Data entries
━━━━━━━━━━━━━━━━

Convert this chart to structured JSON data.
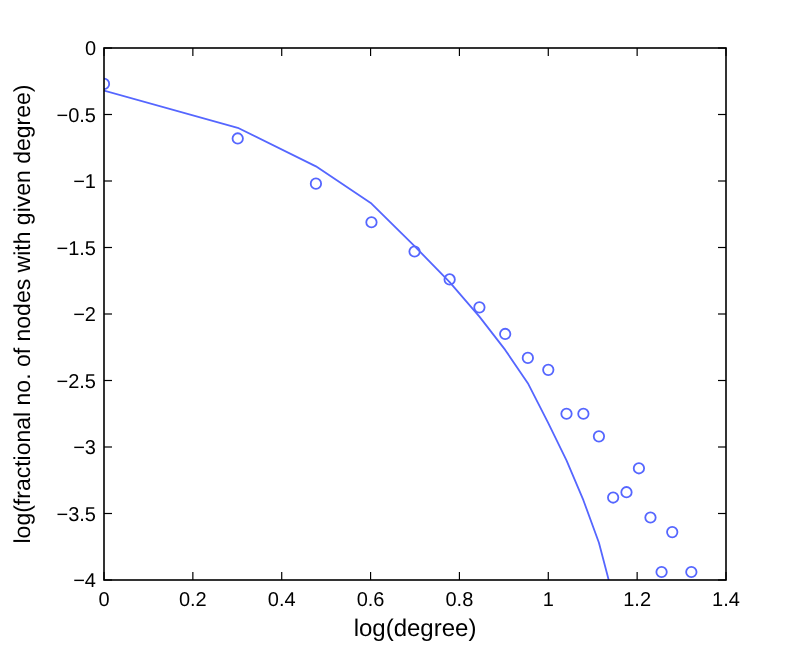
{
  "chart_data": {
    "type": "scatter",
    "xlabel": "log(degree)",
    "ylabel": "log(fractional no. of  nodes with given degree)",
    "xlim": [
      0,
      1.4
    ],
    "ylim": [
      -4,
      0
    ],
    "xticks": [
      0,
      0.2,
      0.4,
      0.6,
      0.8,
      1,
      1.2,
      1.4
    ],
    "yticks": [
      -4,
      -3.5,
      -3,
      -2.5,
      -2,
      -1.5,
      -1,
      -0.5,
      0
    ],
    "grid": false,
    "series": [
      {
        "type": "scatter",
        "color": "#5566ff",
        "marker": "circle",
        "x": [
          0,
          0.301,
          0.477,
          0.602,
          0.699,
          0.778,
          0.845,
          0.903,
          0.954,
          1,
          1.041,
          1.079,
          1.114,
          1.146,
          1.176,
          1.204,
          1.23,
          1.255,
          1.279,
          1.322
        ],
        "values": [
          -0.27,
          -0.68,
          -1.02,
          -1.31,
          -1.53,
          -1.74,
          -1.95,
          -2.15,
          -2.33,
          -2.42,
          -2.75,
          -2.75,
          -2.92,
          -3.38,
          -3.34,
          -3.16,
          -3.53,
          -3.94,
          -3.64,
          -3.94
        ]
      },
      {
        "type": "line",
        "color": "#5566ff",
        "marker": "none",
        "line_style": "solid",
        "x": [
          0,
          0.301,
          0.477,
          0.602,
          0.699,
          0.778,
          0.845,
          0.903,
          0.954,
          1,
          1.041,
          1.079,
          1.114,
          1.136
        ],
        "values": [
          -0.32,
          -0.6,
          -0.89,
          -1.17,
          -1.49,
          -1.76,
          -2.02,
          -2.27,
          -2.52,
          -2.82,
          -3.1,
          -3.4,
          -3.72,
          -4
        ]
      }
    ]
  }
}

━━━━━━━━━━━━━━━━

:: What this task involves ::
Omit the images and transcribe all of the records above word for word.

:: Output for this exercise ::
Convert this chart to structured JSON data.
{
  "chart_data": {
    "type": "scatter",
    "xlabel": "log(degree)",
    "ylabel": "log(fractional no. of  nodes with given degree)",
    "xlim": [
      0,
      1.4
    ],
    "ylim": [
      -4,
      0
    ],
    "xticks": [
      0,
      0.2,
      0.4,
      0.6,
      0.8,
      1,
      1.2,
      1.4
    ],
    "yticks": [
      -4,
      -3.5,
      -3,
      -2.5,
      -2,
      -1.5,
      -1,
      -0.5,
      0
    ],
    "grid": false,
    "series": [
      {
        "type": "scatter",
        "color": "#5566ff",
        "marker": "circle",
        "x": [
          0,
          0.301,
          0.477,
          0.602,
          0.699,
          0.778,
          0.845,
          0.903,
          0.954,
          1,
          1.041,
          1.079,
          1.114,
          1.146,
          1.176,
          1.204,
          1.23,
          1.255,
          1.279,
          1.322
        ],
        "values": [
          -0.27,
          -0.68,
          -1.02,
          -1.31,
          -1.53,
          -1.74,
          -1.95,
          -2.15,
          -2.33,
          -2.42,
          -2.75,
          -2.75,
          -2.92,
          -3.38,
          -3.34,
          -3.16,
          -3.53,
          -3.94,
          -3.64,
          -3.94
        ]
      },
      {
        "type": "line",
        "color": "#5566ff",
        "marker": "none",
        "line_style": "solid",
        "x": [
          0,
          0.301,
          0.477,
          0.602,
          0.699,
          0.778,
          0.845,
          0.903,
          0.954,
          1,
          1.041,
          1.079,
          1.114,
          1.136
        ],
        "values": [
          -0.32,
          -0.6,
          -0.89,
          -1.17,
          -1.49,
          -1.76,
          -2.02,
          -2.27,
          -2.52,
          -2.82,
          -3.1,
          -3.4,
          -3.72,
          -4
        ]
      }
    ]
  }
}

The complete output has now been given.